Фрагмент текста:
»»
В этой связи хочется остановиться прежде всего на практике Г. А. Товстоногова и возглавляемого им Ленинградского академического Большого драматического театра им. М. Горького.
Товстоногов скромно утверждает, что он «не рискует говорить», что работает «методом действенного анализа», а только «пытается подойти к нему, обнаружить его в своей ежедневной репетиционной практике»[161]. Несмотря на это, представляется, что изучение опыта этого режиссера и возглавляемого им театра может быть особенно интересным для понимания проблемы воплощения режиссерского замысла через рождение мизансцены.
«Оптимистическая трагедия». Те, кто видел этот спектакль на сцене Ленинградского академического театра им. Пушкина, наверное, согласятся, что при всем разнообразии мест действия в памяти прежде всего осталась движущаяся лента широкой дороги, по которой идут матросы. Как родился этот декоративно-пластический образ? Почему Товстоногов и художник А. Ф. Бусулаев пришли к решению, которое стало стилистической основой мизансцен спектакля?
««
Извлечённые записи:
»»
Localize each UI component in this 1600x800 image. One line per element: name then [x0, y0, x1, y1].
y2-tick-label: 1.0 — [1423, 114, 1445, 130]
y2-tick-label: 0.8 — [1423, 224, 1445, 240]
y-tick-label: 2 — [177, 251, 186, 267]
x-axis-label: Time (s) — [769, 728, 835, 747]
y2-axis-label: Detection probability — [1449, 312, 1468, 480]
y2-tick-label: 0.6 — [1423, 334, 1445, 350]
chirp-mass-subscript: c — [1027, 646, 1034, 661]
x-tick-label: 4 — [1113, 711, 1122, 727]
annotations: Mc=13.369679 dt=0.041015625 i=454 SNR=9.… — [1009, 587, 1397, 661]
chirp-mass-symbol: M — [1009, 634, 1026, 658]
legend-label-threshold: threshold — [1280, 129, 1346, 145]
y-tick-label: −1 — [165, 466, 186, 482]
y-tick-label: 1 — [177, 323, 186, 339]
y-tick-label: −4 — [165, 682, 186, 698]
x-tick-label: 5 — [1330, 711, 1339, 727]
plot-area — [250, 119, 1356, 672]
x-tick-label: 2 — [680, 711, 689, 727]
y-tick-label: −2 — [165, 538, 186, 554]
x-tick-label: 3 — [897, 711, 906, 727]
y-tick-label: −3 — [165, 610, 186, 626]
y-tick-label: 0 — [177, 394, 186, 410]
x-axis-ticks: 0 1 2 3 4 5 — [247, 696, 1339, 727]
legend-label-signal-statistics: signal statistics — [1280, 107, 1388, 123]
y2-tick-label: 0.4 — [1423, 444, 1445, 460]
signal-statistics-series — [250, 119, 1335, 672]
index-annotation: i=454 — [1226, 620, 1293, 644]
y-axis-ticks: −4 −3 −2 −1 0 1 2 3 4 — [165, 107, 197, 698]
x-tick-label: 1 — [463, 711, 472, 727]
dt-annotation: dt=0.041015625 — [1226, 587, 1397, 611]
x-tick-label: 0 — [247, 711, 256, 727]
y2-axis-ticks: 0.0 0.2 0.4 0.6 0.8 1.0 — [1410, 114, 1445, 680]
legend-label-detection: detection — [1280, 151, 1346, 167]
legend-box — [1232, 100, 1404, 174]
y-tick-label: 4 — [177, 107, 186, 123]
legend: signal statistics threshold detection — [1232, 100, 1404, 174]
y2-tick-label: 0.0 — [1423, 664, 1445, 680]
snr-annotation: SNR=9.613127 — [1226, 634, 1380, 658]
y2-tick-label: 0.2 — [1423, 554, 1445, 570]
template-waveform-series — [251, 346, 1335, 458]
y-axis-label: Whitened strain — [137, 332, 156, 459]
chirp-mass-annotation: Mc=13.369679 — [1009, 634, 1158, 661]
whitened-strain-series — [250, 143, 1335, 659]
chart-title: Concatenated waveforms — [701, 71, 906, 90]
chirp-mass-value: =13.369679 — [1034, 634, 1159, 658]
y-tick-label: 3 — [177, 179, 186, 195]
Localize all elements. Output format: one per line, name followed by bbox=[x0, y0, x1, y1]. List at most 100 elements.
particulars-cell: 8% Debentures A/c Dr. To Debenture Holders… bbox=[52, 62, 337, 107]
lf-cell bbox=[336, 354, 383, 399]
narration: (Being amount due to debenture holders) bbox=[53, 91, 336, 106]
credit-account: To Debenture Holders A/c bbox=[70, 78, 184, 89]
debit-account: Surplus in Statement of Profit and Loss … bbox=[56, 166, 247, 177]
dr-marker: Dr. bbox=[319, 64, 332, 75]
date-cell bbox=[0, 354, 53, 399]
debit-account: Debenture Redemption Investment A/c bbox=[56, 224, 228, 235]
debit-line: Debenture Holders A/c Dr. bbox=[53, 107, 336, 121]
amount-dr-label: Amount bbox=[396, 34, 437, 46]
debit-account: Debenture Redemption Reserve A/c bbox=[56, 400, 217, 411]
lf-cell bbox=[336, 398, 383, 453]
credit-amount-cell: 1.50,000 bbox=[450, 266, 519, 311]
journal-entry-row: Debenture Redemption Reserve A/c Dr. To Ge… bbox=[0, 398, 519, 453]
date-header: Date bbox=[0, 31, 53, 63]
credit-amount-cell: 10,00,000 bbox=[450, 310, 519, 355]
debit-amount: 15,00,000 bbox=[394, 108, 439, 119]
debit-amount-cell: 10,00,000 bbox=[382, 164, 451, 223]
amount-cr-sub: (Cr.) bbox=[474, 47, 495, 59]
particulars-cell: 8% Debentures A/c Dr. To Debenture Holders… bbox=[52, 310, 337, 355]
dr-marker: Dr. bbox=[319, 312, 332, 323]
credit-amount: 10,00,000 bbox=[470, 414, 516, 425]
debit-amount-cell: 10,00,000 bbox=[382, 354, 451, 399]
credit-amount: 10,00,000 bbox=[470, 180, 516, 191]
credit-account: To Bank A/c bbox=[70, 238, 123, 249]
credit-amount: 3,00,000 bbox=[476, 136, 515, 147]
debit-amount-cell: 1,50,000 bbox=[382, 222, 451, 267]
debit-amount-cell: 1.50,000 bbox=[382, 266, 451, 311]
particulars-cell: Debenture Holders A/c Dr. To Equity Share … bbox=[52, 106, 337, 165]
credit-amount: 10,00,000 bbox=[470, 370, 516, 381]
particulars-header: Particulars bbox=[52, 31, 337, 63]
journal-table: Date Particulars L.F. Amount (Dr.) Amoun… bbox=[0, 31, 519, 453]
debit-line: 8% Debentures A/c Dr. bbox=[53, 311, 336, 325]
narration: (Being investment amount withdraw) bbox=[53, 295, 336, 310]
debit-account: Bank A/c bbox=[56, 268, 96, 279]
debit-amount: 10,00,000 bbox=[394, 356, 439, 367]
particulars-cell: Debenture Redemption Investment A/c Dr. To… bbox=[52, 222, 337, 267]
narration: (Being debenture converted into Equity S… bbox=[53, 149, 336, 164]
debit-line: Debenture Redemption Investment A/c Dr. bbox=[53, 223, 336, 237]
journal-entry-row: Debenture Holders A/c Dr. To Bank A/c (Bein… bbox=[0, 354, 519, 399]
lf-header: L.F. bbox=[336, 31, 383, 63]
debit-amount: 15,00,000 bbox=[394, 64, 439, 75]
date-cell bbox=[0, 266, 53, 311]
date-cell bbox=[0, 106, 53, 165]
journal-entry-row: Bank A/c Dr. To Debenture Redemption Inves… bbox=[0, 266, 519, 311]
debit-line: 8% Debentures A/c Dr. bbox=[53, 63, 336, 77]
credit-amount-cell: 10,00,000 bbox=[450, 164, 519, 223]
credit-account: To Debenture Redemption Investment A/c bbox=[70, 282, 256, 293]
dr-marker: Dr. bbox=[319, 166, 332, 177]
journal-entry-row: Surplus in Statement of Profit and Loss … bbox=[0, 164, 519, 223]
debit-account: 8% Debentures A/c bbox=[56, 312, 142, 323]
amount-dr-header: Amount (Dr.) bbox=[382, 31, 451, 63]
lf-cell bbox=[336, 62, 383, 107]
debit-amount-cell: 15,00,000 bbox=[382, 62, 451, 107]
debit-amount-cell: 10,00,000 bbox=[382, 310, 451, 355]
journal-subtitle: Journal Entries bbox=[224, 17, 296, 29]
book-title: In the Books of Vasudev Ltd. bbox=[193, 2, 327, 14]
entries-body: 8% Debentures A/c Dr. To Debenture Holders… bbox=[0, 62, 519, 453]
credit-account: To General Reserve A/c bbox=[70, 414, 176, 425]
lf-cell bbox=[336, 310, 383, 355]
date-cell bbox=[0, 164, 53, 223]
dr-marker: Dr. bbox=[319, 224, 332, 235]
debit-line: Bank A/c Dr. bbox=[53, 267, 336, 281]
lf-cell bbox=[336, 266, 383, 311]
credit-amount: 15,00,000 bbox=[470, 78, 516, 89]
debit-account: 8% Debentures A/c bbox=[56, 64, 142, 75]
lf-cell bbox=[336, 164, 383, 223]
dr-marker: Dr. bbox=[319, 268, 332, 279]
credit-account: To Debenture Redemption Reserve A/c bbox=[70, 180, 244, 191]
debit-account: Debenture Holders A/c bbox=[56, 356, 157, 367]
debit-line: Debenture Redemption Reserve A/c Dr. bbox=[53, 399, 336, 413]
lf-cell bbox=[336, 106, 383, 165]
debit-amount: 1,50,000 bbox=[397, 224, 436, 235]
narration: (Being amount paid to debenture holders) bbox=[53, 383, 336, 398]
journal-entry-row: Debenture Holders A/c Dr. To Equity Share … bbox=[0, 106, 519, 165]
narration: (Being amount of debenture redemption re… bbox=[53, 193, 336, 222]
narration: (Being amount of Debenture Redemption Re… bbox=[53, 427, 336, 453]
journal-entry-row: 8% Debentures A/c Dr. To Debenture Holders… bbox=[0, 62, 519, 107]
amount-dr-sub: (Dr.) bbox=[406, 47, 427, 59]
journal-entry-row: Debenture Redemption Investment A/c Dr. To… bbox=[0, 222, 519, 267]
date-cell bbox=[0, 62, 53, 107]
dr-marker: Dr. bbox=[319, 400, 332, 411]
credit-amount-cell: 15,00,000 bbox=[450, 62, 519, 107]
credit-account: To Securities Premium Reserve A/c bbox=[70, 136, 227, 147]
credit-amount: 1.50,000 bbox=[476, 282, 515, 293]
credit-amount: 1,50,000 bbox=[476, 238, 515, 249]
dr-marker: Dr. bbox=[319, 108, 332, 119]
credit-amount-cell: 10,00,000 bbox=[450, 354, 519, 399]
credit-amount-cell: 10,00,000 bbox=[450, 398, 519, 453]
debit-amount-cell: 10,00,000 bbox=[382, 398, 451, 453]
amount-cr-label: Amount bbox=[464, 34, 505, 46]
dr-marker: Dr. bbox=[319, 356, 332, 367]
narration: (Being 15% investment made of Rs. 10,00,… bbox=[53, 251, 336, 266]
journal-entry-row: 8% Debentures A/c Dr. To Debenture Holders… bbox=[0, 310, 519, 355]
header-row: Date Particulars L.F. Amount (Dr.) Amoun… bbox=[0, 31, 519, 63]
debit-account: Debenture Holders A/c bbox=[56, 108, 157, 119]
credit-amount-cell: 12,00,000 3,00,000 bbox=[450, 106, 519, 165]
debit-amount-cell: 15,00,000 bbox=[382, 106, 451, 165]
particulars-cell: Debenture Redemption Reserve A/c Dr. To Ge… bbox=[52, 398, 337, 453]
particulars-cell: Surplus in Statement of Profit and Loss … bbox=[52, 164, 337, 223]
««
Задания для работы:
1) Определите, соответствуют ли фрагменту о Товстоногове следующие утверждения: (а) Товстоногов заявляет, что работает методом действенного анализа; (б) спектакль «Оптимистическая трагедия» шёл на сцене Ленинградского академического театра им. Пушкина; (в) к решению, ставшему стилистической основой мизансцен спектакля, Товстоногов пришёл вместе с художником А. Ф. Бусулаевым. Для каждого утверждения ответьте «да» или «нет» и приведите точную цитату из фрагмента, на которой основан ответ.
2) Ответьте по фрагменту о Товстоногове на вопросы, каждый из которых дан с новой строки:
(а) Какой театр возглавлял Товстоногов?
(б) Кто идёт по широкой дороге, оставшейся в памяти зрителей спектакля?
(в) Для понимания какой проблемы может быть особенно интересным изучение опыта режиссёра и его театра?
3) Воспроизведите без изменений часть фрагмента о Товстоногове, начиная со слов «В этой связи» и заканчивая словами «через рождение мизансцены.» включительно.
Записи представляют собой самостоятельный материал, не связанный с фрагментом.

Ответы по заданиям:
1)
(а) Нет: «Товстоногов скромно утверждает, что он «не рискует говорить», что работает «методом действенного анализа»».
(б) Да: «Те, кто видел этот спектакль на сцене Ленинградского академического театра им. Пушкина».
(в) Да: «Товстоногов и художник А. Ф. Бусулаев пришли к решению, которое стало стилистической основой мизансцен спектакля».

2)
(а) Ленинградский академический Большой драматический театр им. М. Горького.
(б) Матросы.
(в) Проблемы воплощения режиссерского замысла через рождение мизансцены.

3)
В этой связи хочется остановиться прежде всего на практике Г. А. Товстоногова и возглавляемого им Ленинградского академического Большого драматического театра им. М. Горького.
Товстоногов скромно утверждает, что он «не рискует говорить», что работает «методом действенного анализа», а только «пытается подойти к нему, обнаружить его в своей ежедневной репетиционной практике»[161]. Несмотря на это, представляется, что изучение опыта этого режиссера и возглавляемого им театра может быть особенно интересным для понимания проблемы воплощения режиссерского замысла через рождение мизансцены.